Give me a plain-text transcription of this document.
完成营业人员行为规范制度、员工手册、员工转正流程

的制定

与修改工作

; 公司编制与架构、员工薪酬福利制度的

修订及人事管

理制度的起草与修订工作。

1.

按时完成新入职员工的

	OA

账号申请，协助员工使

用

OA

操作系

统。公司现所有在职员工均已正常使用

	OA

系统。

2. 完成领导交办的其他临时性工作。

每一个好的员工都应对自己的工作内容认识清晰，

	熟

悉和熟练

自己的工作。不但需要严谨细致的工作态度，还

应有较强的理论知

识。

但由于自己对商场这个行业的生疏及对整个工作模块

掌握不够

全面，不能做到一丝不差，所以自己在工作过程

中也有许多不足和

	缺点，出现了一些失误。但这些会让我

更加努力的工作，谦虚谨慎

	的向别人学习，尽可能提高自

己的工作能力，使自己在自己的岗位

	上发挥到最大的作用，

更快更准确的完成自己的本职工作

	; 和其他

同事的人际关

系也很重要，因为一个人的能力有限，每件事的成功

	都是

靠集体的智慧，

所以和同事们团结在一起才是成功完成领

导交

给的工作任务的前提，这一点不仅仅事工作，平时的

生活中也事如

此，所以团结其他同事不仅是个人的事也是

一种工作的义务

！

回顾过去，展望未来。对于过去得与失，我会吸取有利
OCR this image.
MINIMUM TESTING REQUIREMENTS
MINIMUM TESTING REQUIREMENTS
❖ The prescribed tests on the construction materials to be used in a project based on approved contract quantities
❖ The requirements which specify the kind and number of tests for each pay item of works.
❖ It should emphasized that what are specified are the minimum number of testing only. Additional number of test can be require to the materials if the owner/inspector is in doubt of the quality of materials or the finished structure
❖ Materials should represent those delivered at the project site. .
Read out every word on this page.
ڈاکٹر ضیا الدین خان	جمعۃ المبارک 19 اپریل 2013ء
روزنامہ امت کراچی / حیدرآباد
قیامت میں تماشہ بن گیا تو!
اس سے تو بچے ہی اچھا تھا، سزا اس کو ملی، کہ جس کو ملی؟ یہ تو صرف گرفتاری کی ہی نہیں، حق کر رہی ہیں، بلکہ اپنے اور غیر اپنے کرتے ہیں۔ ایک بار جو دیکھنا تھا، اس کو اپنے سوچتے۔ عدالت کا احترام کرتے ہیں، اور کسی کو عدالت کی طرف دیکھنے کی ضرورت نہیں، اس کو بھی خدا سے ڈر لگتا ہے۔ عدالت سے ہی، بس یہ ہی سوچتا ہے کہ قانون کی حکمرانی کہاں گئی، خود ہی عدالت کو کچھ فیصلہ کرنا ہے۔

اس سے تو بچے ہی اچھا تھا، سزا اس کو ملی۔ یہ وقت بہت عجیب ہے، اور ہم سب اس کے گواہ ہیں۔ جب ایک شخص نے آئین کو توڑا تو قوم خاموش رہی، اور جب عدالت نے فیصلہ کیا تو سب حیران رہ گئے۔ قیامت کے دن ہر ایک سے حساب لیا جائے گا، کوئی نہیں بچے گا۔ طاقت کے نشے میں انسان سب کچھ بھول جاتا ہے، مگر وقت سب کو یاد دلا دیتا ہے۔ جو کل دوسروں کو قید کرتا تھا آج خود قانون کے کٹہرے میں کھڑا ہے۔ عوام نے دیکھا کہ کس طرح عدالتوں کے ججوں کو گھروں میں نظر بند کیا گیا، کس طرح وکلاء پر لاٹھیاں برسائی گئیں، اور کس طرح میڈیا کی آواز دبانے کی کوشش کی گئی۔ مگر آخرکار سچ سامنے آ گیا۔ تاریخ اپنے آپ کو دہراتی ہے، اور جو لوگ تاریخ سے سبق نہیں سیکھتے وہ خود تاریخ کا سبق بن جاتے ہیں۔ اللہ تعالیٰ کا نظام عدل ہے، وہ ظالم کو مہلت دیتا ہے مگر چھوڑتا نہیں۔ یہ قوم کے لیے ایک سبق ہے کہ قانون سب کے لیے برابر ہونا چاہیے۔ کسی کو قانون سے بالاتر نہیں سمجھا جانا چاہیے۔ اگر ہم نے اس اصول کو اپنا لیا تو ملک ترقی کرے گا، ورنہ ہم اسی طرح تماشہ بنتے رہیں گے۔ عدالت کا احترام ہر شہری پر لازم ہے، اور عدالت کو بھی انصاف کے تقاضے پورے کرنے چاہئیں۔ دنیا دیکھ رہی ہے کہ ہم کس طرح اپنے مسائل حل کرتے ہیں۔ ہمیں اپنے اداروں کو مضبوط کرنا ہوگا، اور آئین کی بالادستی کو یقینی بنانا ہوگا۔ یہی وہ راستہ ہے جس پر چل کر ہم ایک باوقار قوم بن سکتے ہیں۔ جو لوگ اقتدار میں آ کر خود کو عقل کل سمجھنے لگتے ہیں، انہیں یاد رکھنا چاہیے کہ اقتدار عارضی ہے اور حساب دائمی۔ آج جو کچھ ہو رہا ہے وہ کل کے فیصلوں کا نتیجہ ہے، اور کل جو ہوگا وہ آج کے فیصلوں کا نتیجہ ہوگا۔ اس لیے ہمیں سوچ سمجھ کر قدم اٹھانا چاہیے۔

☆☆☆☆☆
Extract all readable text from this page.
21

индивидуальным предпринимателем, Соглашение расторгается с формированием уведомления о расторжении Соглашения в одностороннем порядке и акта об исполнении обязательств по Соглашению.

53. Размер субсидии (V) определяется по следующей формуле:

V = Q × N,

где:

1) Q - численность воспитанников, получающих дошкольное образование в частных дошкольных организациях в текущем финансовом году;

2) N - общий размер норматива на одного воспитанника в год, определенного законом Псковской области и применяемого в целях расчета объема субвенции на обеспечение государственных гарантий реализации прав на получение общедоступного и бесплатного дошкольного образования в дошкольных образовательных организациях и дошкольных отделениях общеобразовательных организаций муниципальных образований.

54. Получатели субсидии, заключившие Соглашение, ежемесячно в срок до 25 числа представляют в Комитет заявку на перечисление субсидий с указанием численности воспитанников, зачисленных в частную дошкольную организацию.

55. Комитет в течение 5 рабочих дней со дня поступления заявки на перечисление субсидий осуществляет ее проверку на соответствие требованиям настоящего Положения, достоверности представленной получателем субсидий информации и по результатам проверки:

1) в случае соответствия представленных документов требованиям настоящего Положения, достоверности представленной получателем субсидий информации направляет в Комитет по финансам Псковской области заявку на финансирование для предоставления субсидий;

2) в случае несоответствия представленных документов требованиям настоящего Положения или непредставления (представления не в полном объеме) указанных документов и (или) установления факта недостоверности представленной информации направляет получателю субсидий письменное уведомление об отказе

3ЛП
....................
Gather all lines of the records that include the word "page".

Read out every word on this page.
Extract all readable text from this page.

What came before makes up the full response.